▶ _THE EXERCISE_
Copy every line from the data below in which the string "applications" can be found.

============================================================

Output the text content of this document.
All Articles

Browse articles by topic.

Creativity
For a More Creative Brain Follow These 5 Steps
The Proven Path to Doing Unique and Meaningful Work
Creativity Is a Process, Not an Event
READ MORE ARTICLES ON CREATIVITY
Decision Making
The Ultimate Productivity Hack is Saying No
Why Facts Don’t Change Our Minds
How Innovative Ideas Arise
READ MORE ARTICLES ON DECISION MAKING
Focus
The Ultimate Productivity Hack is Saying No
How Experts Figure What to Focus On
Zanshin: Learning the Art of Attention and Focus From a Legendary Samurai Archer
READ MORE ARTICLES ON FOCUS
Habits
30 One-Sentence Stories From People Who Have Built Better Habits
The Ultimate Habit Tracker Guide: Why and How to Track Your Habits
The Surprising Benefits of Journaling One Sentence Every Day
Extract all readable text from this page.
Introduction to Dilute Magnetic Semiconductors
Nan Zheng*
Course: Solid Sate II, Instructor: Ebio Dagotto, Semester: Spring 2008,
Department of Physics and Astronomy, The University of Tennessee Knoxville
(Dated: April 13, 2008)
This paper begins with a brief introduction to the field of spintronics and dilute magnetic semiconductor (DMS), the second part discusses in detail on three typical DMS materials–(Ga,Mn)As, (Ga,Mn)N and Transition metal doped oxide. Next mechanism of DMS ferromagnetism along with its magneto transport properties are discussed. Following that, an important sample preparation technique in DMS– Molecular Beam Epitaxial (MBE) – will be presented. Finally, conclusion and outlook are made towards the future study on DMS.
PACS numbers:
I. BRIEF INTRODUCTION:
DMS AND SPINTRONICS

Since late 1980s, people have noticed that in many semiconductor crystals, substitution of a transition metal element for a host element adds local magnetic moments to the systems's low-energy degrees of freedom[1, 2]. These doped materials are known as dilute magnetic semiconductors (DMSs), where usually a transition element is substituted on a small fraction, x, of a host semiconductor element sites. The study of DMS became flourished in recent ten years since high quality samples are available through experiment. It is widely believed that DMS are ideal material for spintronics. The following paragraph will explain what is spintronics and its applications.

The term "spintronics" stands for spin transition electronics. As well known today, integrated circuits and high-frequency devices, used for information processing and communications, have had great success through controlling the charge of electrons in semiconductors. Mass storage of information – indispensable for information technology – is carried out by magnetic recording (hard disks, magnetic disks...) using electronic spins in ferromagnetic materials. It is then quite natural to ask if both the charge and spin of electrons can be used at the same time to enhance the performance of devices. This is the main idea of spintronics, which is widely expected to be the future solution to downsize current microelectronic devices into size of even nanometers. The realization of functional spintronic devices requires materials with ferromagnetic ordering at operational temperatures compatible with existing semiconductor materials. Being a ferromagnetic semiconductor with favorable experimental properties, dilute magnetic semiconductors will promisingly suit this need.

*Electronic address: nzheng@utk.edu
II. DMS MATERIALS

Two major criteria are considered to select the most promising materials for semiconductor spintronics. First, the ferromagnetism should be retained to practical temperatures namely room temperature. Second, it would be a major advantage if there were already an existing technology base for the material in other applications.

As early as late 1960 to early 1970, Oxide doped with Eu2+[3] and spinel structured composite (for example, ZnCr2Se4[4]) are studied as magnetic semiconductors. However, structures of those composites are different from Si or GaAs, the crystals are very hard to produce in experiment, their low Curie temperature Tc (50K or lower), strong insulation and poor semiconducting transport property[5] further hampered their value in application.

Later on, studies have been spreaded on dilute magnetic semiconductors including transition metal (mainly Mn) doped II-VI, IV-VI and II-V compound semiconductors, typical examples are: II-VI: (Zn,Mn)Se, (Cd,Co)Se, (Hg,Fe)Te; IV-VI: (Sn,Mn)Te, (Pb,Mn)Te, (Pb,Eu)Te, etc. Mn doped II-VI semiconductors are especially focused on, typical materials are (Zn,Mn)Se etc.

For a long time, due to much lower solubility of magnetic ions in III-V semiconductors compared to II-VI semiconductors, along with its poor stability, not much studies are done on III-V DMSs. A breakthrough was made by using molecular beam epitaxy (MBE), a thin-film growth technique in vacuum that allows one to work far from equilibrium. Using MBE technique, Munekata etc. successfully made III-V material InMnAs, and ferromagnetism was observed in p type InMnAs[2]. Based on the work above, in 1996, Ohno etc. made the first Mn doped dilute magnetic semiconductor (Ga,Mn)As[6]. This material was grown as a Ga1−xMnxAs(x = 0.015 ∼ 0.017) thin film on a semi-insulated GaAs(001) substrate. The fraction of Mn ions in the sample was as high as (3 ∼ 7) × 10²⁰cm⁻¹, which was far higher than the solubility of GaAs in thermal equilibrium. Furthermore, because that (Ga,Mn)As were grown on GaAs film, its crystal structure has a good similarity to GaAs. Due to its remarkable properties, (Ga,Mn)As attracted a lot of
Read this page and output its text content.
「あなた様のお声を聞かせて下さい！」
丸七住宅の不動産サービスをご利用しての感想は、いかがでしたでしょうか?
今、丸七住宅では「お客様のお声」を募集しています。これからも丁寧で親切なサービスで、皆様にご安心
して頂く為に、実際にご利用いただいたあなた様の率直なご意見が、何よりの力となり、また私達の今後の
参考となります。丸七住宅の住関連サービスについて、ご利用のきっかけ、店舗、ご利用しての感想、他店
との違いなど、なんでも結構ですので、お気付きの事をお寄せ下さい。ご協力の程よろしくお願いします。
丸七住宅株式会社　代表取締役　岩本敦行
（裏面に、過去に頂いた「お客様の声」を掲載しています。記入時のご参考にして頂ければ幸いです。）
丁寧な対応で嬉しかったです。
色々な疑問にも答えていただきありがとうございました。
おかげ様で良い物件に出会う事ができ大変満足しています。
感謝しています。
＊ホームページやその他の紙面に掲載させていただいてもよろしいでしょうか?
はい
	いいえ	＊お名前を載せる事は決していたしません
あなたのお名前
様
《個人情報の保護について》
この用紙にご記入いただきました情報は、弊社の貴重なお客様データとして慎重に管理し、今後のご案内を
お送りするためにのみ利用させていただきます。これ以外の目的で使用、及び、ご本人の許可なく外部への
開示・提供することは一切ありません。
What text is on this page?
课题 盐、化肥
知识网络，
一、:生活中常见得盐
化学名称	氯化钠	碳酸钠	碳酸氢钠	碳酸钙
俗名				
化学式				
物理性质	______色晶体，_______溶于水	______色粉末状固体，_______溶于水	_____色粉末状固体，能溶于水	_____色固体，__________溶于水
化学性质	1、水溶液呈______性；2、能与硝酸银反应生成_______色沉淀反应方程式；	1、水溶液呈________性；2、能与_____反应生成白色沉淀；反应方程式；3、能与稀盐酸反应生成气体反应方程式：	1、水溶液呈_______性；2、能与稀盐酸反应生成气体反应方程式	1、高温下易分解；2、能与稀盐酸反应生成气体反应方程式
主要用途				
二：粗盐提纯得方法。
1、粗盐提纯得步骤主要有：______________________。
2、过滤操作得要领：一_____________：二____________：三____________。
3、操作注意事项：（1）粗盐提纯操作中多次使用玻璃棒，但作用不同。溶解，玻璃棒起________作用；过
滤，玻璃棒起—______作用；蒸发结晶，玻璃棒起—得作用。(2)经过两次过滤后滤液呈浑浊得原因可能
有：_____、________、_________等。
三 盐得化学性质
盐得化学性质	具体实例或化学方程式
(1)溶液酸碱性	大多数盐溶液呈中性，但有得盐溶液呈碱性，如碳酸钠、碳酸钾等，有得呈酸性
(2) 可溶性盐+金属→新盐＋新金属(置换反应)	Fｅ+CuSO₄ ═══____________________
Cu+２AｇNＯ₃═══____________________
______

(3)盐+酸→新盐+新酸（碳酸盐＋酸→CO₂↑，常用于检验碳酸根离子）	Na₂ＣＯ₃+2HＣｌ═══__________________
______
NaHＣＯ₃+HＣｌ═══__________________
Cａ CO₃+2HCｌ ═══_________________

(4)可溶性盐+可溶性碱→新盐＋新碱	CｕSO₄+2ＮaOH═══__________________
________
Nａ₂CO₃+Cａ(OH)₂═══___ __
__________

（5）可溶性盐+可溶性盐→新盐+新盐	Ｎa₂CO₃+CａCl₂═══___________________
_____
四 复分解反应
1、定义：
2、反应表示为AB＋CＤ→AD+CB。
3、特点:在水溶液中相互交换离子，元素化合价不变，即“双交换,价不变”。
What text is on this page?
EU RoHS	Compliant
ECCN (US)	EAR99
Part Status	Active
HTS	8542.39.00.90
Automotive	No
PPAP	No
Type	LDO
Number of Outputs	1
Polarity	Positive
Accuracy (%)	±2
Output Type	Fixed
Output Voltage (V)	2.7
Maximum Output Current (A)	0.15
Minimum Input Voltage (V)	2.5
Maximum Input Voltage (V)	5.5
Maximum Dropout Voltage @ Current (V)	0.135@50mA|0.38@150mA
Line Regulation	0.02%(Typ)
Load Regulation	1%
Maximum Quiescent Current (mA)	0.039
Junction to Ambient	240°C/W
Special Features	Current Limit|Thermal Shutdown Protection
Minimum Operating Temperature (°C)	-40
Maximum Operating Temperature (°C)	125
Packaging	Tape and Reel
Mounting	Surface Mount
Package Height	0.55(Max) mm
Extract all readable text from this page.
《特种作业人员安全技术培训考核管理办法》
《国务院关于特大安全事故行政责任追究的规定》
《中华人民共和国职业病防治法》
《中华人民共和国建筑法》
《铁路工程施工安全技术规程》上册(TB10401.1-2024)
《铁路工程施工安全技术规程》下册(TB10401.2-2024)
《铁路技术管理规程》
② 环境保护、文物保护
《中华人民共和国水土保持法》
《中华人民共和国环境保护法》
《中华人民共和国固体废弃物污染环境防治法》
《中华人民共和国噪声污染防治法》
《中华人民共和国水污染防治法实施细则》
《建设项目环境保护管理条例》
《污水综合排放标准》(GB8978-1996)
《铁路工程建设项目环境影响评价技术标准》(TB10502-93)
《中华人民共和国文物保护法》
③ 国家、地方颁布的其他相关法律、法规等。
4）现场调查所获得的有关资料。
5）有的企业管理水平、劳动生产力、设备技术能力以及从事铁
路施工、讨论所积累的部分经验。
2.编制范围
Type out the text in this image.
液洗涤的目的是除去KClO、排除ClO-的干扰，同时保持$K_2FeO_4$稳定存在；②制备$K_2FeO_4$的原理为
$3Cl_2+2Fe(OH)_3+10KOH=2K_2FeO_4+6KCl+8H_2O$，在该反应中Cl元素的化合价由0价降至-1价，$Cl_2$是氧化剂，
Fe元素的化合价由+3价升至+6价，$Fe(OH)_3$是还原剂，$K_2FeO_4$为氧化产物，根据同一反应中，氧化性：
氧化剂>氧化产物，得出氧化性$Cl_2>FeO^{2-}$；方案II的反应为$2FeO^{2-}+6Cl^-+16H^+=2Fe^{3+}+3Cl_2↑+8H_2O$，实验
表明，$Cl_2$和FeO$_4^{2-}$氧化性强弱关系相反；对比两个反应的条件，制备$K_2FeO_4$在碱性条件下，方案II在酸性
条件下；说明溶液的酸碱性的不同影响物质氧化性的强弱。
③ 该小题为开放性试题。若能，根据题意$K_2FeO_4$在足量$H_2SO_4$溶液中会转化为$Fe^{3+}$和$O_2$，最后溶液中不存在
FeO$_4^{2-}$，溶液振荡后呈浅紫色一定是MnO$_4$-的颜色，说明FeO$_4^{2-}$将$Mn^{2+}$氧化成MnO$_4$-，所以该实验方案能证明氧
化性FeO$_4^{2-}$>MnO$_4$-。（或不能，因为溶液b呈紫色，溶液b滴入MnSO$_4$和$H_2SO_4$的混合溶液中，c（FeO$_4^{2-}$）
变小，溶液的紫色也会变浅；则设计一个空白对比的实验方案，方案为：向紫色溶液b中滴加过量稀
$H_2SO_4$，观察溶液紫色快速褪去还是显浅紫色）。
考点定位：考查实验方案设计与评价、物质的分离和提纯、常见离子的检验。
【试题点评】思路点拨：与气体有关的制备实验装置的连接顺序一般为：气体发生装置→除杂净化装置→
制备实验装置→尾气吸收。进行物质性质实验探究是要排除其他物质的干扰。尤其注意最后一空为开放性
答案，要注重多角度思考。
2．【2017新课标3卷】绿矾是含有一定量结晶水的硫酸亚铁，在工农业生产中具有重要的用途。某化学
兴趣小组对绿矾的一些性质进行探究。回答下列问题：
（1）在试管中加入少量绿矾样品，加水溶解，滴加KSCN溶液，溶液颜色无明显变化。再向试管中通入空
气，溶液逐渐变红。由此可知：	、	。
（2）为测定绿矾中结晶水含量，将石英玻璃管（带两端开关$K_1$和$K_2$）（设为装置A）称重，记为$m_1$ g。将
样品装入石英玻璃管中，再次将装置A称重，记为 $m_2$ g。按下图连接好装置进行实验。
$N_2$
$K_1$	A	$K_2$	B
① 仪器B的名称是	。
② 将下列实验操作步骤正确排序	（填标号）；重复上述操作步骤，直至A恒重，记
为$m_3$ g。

============================================================

▶ _ANSWER FOR THIS EXERCISE_
Since late 1980s, people have noticed that in many semiconductor crystals, substitution of a transition metal element for a host element adds local magnetic moments to the systems's low-energy degrees of freedom[1, 2]. These doped materials are known as dilute magnetic semiconductors (DMSs), where usually a transition element is substituted on a small fraction, x, of a host semiconductor element sites. The study of DMS became flourished in recent ten years since high quality samples are available through experiment. It is widely believed that DMS are ideal material for spintronics. The following paragraph will explain what is spintronics and its applications.
Two major criteria are considered to select the most promising materials for semiconductor spintronics. First, the ferromagnetism should be retained to practical temperatures namely room temperature. Second, it would be a major advantage if there were already an existing technology base for the material in other applications.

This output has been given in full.